Transcribe the material exactly. Images do not belong in the copy.

##############################

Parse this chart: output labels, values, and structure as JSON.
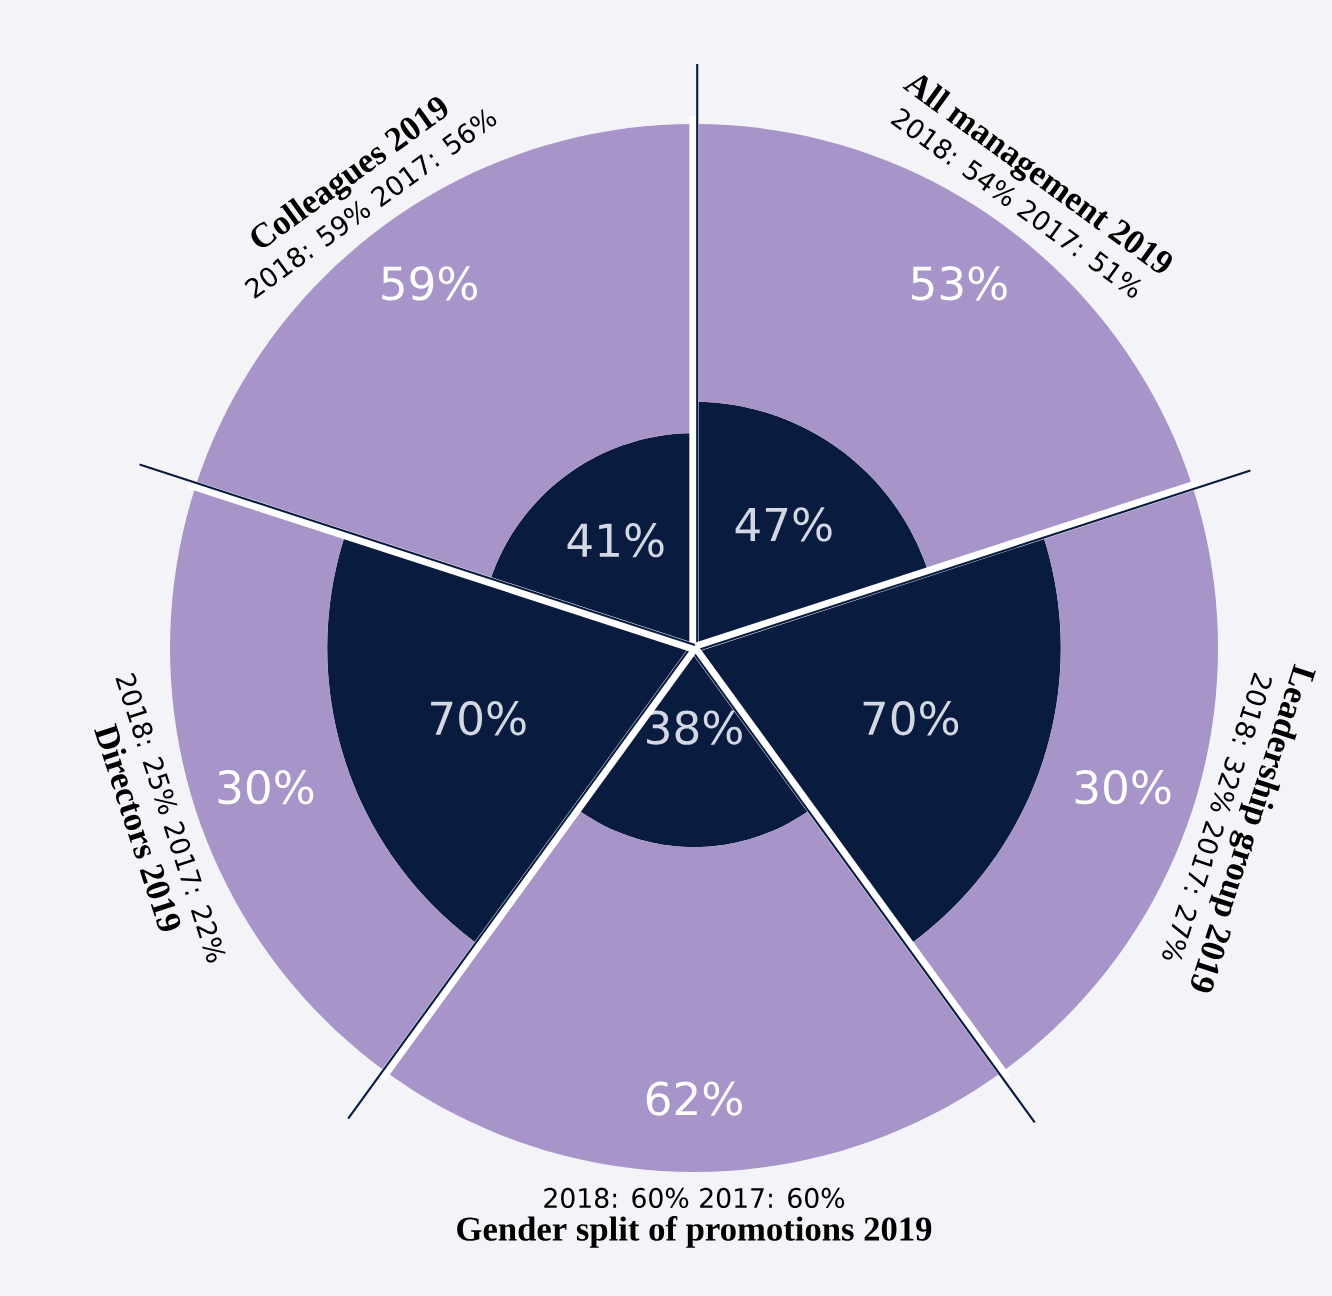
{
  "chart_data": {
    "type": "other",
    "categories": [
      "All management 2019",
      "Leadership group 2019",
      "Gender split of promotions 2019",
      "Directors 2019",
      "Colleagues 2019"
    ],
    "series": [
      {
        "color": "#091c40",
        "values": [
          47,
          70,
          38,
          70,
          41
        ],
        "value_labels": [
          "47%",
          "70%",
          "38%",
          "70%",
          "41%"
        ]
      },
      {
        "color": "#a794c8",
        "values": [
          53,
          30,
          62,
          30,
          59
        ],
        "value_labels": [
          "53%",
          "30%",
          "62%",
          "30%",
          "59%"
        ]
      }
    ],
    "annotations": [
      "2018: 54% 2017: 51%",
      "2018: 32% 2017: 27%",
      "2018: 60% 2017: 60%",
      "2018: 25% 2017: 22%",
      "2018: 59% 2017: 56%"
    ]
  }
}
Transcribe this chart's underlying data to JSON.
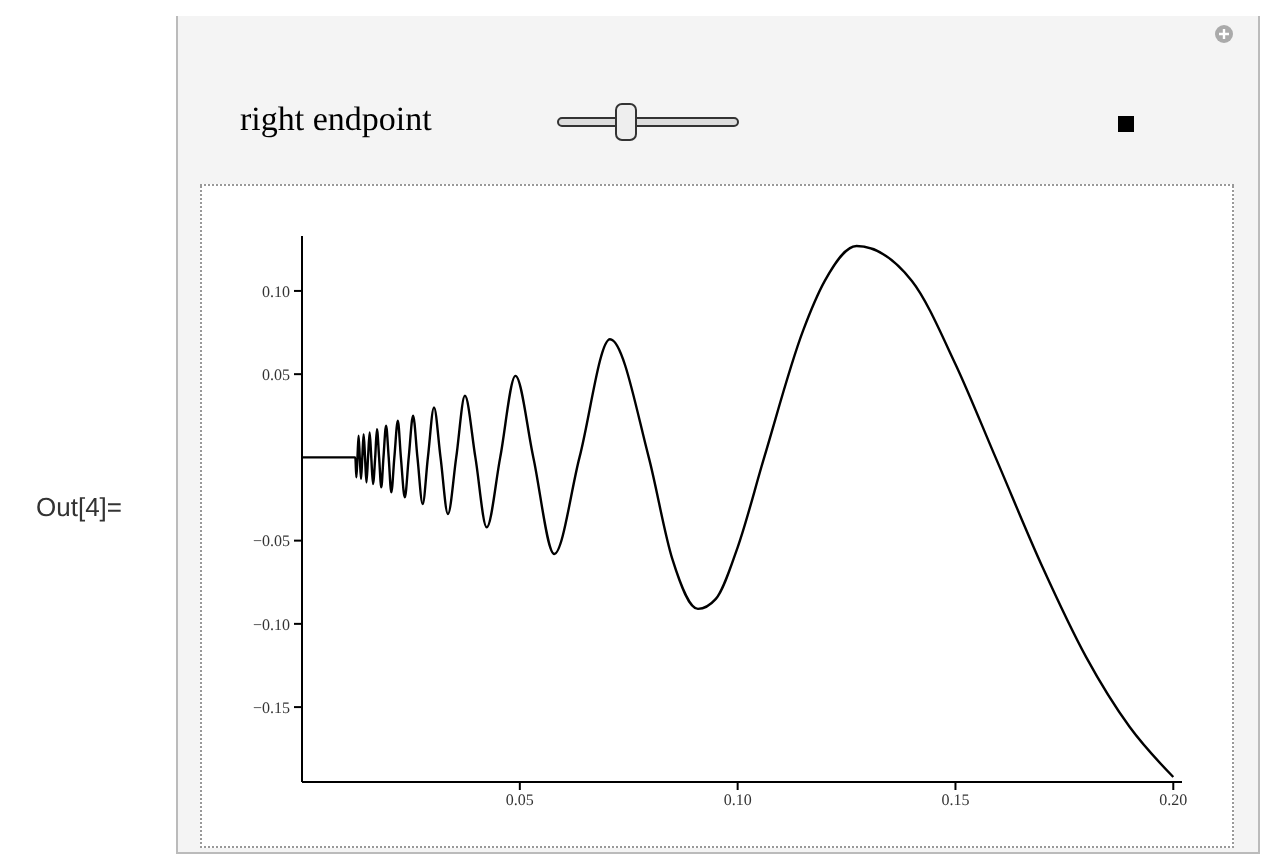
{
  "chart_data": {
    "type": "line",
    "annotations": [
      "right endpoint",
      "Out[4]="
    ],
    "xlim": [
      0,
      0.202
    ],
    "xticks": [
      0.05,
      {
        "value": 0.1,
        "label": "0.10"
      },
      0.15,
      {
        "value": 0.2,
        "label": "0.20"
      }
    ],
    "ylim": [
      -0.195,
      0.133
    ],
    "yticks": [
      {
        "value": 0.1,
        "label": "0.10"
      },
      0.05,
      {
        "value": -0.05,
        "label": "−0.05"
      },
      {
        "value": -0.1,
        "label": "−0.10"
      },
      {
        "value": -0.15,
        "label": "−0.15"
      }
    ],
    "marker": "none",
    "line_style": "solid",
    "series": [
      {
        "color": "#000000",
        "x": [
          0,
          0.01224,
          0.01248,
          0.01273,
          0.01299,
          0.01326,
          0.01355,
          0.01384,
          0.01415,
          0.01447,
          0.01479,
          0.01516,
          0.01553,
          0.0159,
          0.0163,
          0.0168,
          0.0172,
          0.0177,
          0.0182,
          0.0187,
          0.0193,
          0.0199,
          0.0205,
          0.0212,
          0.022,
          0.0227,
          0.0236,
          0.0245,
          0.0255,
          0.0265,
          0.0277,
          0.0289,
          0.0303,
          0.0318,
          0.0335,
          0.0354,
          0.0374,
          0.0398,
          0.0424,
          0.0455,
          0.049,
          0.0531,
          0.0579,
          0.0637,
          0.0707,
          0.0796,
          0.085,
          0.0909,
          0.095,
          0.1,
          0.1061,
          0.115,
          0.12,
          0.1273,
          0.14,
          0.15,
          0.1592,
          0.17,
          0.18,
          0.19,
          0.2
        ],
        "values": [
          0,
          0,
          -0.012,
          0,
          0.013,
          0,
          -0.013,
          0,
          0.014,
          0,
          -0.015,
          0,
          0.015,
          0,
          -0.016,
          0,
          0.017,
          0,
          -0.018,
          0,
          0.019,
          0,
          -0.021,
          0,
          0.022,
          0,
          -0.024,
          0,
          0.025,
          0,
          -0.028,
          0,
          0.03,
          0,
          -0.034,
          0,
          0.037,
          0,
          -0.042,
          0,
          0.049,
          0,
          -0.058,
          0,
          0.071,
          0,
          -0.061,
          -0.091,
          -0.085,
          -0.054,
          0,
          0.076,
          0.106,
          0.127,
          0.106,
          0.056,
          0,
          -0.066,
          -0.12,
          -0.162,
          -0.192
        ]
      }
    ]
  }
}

##############################

■ Correct result:
Parse this chart: output labels, values, and structure as JSON.
{
  "chart_data": {
    "type": "other",
    "categories": [
      "All management 2019",
      "Leadership group 2019",
      "Gender split of promotions 2019",
      "Directors 2019",
      "Colleagues 2019"
    ],
    "series": [
      {
        "color": "#091c40",
        "values": [
          47,
          70,
          38,
          70,
          41
        ],
        "value_labels": [
          "47%",
          "70%",
          "38%",
          "70%",
          "41%"
        ]
      },
      {
        "color": "#a794c8",
        "values": [
          53,
          30,
          62,
          30,
          59
        ],
        "value_labels": [
          "53%",
          "30%",
          "62%",
          "30%",
          "59%"
        ]
      }
    ],
    "annotations": [
      "2018: 54% 2017: 51%",
      "2018: 32% 2017: 27%",
      "2018: 60% 2017: 60%",
      "2018: 25% 2017: 22%",
      "2018: 59% 2017: 56%"
    ]
  }
}
Transcribe this chart's underlying data to JSON.
{
  "chart_data": {
    "type": "line",
    "annotations": [
      "right endpoint",
      "Out[4]="
    ],
    "xlim": [
      0,
      0.202
    ],
    "xticks": [
      0.05,
      {
        "value": 0.1,
        "label": "0.10"
      },
      0.15,
      {
        "value": 0.2,
        "label": "0.20"
      }
    ],
    "ylim": [
      -0.195,
      0.133
    ],
    "yticks": [
      {
        "value": 0.1,
        "label": "0.10"
      },
      0.05,
      {
        "value": -0.05,
        "label": "−0.05"
      },
      {
        "value": -0.1,
        "label": "−0.10"
      },
      {
        "value": -0.15,
        "label": "−0.15"
      }
    ],
    "marker": "none",
    "line_style": "solid",
    "series": [
      {
        "color": "#000000",
        "x": [
          0,
          0.01224,
          0.01248,
          0.01273,
          0.01299,
          0.01326,
          0.01355,
          0.01384,
          0.01415,
          0.01447,
          0.01479,
          0.01516,
          0.01553,
          0.0159,
          0.0163,
          0.0168,
          0.0172,
          0.0177,
          0.0182,
          0.0187,
          0.0193,
          0.0199,
          0.0205,
          0.0212,
          0.022,
          0.0227,
          0.0236,
          0.0245,
          0.0255,
          0.0265,
          0.0277,
          0.0289,
          0.0303,
          0.0318,
          0.0335,
          0.0354,
          0.0374,
          0.0398,
          0.0424,
          0.0455,
          0.049,
          0.0531,
          0.0579,
          0.0637,
          0.0707,
          0.0796,
          0.085,
          0.0909,
          0.095,
          0.1,
          0.1061,
          0.115,
          0.12,
          0.1273,
          0.14,
          0.15,
          0.1592,
          0.17,
          0.18,
          0.19,
          0.2
        ],
        "values": [
          0,
          0,
          -0.012,
          0,
          0.013,
          0,
          -0.013,
          0,
          0.014,
          0,
          -0.015,
          0,
          0.015,
          0,
          -0.016,
          0,
          0.017,
          0,
          -0.018,
          0,
          0.019,
          0,
          -0.021,
          0,
          0.022,
          0,
          -0.024,
          0,
          0.025,
          0,
          -0.028,
          0,
          0.03,
          0,
          -0.034,
          0,
          0.037,
          0,
          -0.042,
          0,
          0.049,
          0,
          -0.058,
          0,
          0.071,
          0,
          -0.061,
          -0.091,
          -0.085,
          -0.054,
          0,
          0.076,
          0.106,
          0.127,
          0.106,
          0.056,
          0,
          -0.066,
          -0.12,
          -0.162,
          -0.192
        ]
      }
    ]
  }
}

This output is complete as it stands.